- **Given records**
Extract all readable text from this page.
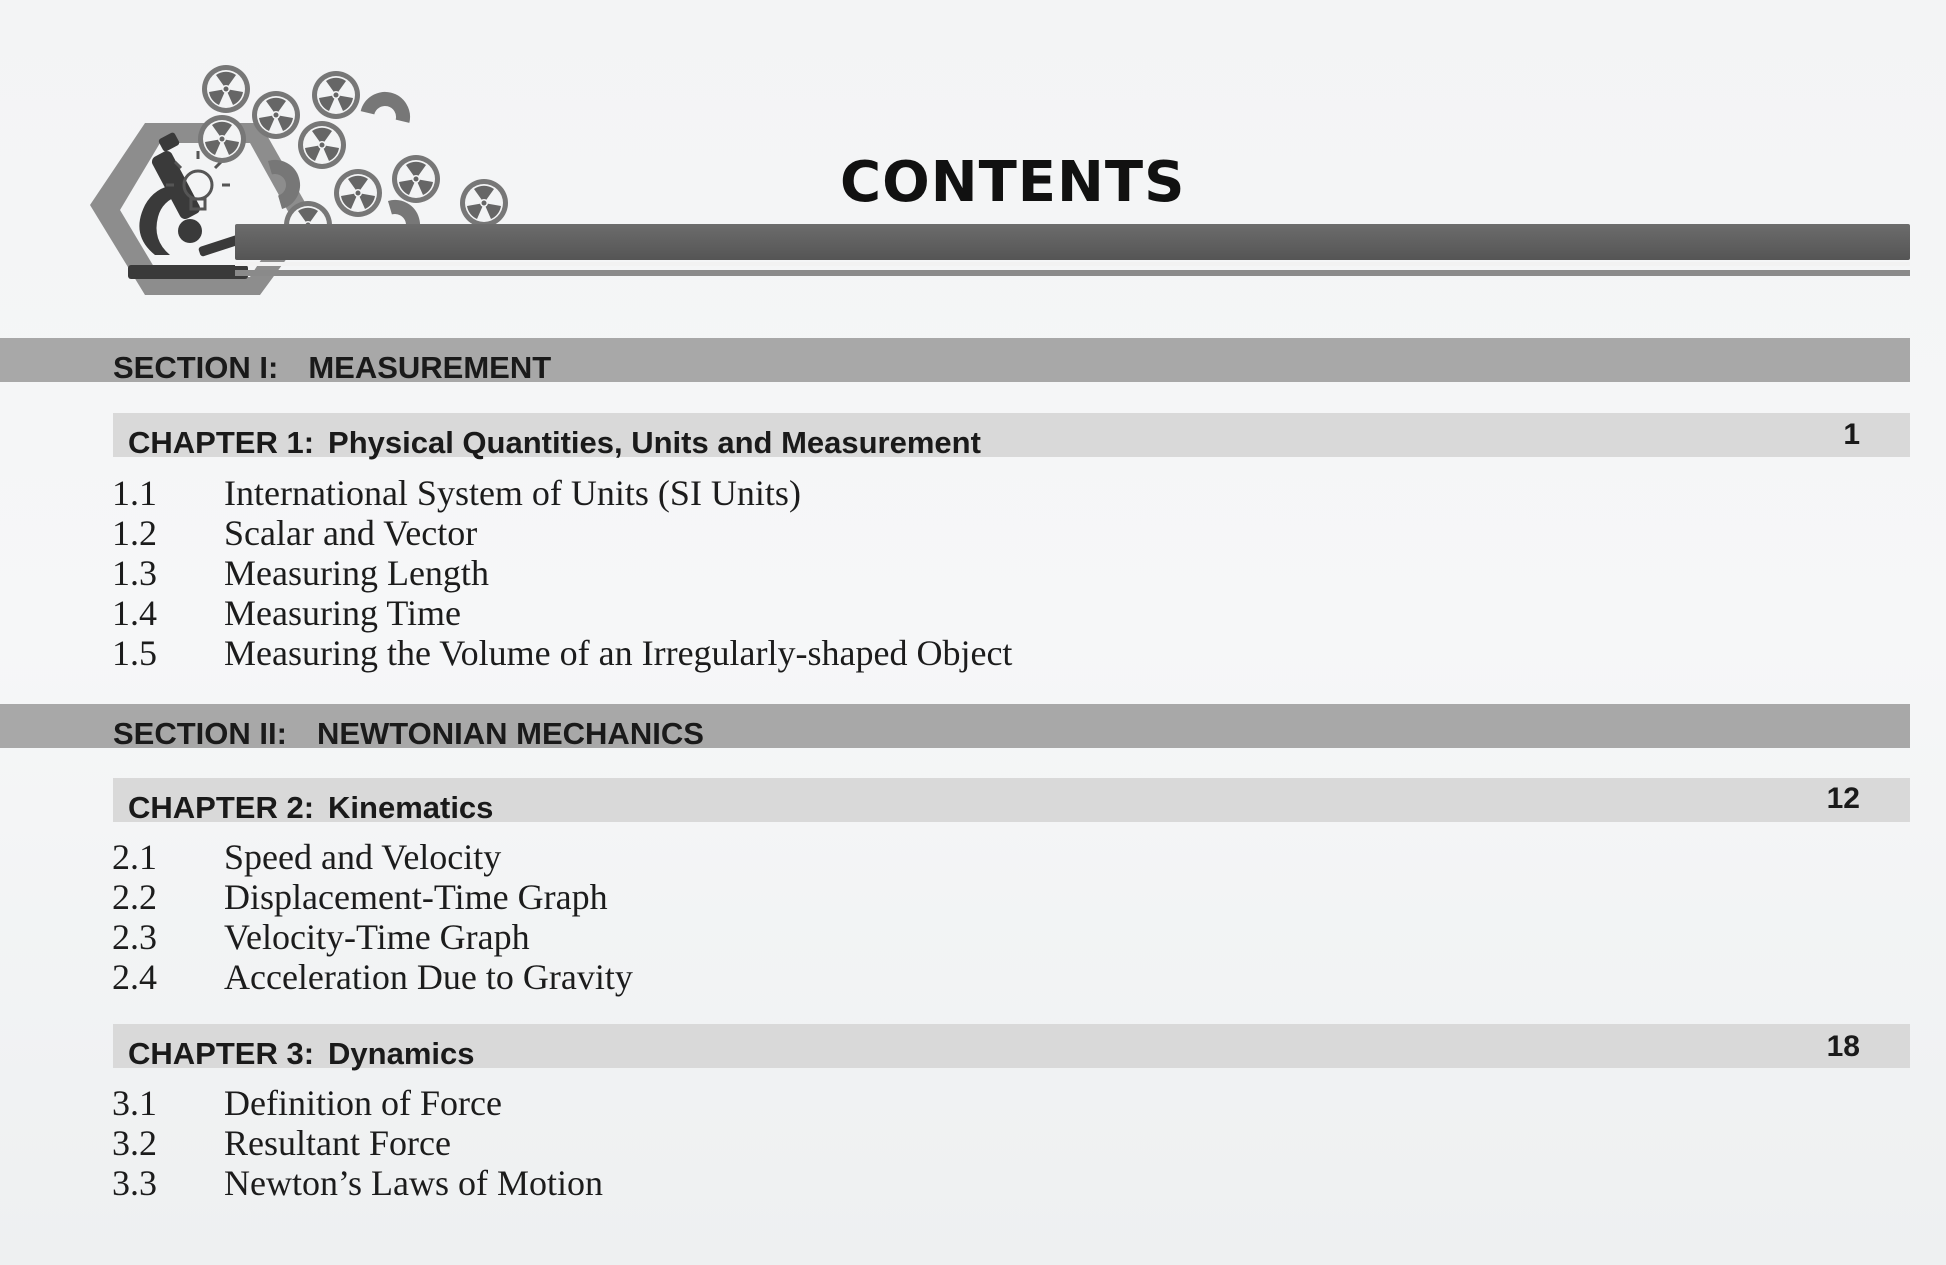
CONTENTS
SECTION I: MEASUREMENT
CHAPTER 1: Physical Quantities, Units and Measurement	1
1.1 International System of Units (SI Units)
1.2 Scalar and Vector
1.3 Measuring Length
1.4 Measuring Time
1.5 Measuring the Volume of an Irregularly-shaped Object
SECTION II: NEWTONIAN MECHANICS
CHAPTER 2: Kinematics	12
2.1 Speed and Velocity
2.2 Displacement-Time Graph
2.3 Velocity-Time Graph
2.4 Acceleration Due to Gravity
CHAPTER 3: Dynamics	18
3.1 Definition of Force
3.2 Resultant Force
3.3 Newton’s Laws of Motion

- **Prompt**
Restate the records above in full, word for word. Keep pictures out.

- **Reply to the exercise**
Extract all readable text from this page.
CONTENTS
SECTION I: MEASUREMENT
CHAPTER 1: Physical Quantities, Units and Measurement	1
1.1 International System of Units (SI Units)
1.2 Scalar and Vector
1.3 Measuring Length
1.4 Measuring Time
1.5 Measuring the Volume of an Irregularly-shaped Object
SECTION II: NEWTONIAN MECHANICS
CHAPTER 2: Kinematics	12
2.1 Speed and Velocity
2.2 Displacement-Time Graph
2.3 Velocity-Time Graph
2.4 Acceleration Due to Gravity
CHAPTER 3: Dynamics	18
3.1 Definition of Force
3.2 Resultant Force
3.3 Newton’s Laws of Motion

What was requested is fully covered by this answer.